## Provided data
^^^^^^^^^^^^^^^^
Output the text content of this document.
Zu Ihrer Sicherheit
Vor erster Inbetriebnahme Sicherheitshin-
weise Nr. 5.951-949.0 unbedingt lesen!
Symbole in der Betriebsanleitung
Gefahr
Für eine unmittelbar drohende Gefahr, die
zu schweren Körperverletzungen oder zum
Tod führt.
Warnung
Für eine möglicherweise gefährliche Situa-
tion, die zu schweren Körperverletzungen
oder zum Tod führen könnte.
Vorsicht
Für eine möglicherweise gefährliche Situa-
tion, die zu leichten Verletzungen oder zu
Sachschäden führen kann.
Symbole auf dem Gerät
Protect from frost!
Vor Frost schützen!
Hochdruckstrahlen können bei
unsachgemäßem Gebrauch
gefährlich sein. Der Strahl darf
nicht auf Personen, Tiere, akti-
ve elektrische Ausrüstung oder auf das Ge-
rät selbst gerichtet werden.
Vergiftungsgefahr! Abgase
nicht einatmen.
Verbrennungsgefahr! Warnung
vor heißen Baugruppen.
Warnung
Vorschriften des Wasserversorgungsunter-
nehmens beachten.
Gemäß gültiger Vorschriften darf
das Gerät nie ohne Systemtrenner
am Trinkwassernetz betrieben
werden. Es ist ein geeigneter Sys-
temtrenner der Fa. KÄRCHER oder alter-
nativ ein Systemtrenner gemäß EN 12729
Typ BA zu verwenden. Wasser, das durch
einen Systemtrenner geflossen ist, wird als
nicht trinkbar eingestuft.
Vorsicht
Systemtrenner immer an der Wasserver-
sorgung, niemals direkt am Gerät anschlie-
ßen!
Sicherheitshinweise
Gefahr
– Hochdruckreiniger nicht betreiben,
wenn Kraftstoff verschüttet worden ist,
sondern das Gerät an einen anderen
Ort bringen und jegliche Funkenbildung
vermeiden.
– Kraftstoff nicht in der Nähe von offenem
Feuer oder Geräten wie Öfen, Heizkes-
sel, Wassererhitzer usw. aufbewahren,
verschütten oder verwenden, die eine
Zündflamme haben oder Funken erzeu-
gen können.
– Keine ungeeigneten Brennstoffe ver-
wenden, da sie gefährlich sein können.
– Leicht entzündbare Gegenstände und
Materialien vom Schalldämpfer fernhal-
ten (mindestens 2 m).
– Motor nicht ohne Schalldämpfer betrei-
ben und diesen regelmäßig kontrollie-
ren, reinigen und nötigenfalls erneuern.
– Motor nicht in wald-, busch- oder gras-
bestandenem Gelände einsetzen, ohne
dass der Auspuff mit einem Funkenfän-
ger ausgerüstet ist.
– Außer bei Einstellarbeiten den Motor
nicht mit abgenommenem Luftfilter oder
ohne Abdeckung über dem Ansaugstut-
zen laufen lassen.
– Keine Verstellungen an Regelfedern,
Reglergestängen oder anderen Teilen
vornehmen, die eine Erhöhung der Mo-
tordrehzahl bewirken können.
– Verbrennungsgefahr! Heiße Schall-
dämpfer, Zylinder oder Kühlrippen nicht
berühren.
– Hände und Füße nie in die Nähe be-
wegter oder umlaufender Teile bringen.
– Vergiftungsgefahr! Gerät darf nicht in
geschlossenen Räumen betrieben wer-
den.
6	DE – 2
^^^^^^^^^^^^^^^^
Every line of the listing above that contains "Symbole" is to be copied.

Symbole in der Betriebsanleitung
Symbole auf dem Gerät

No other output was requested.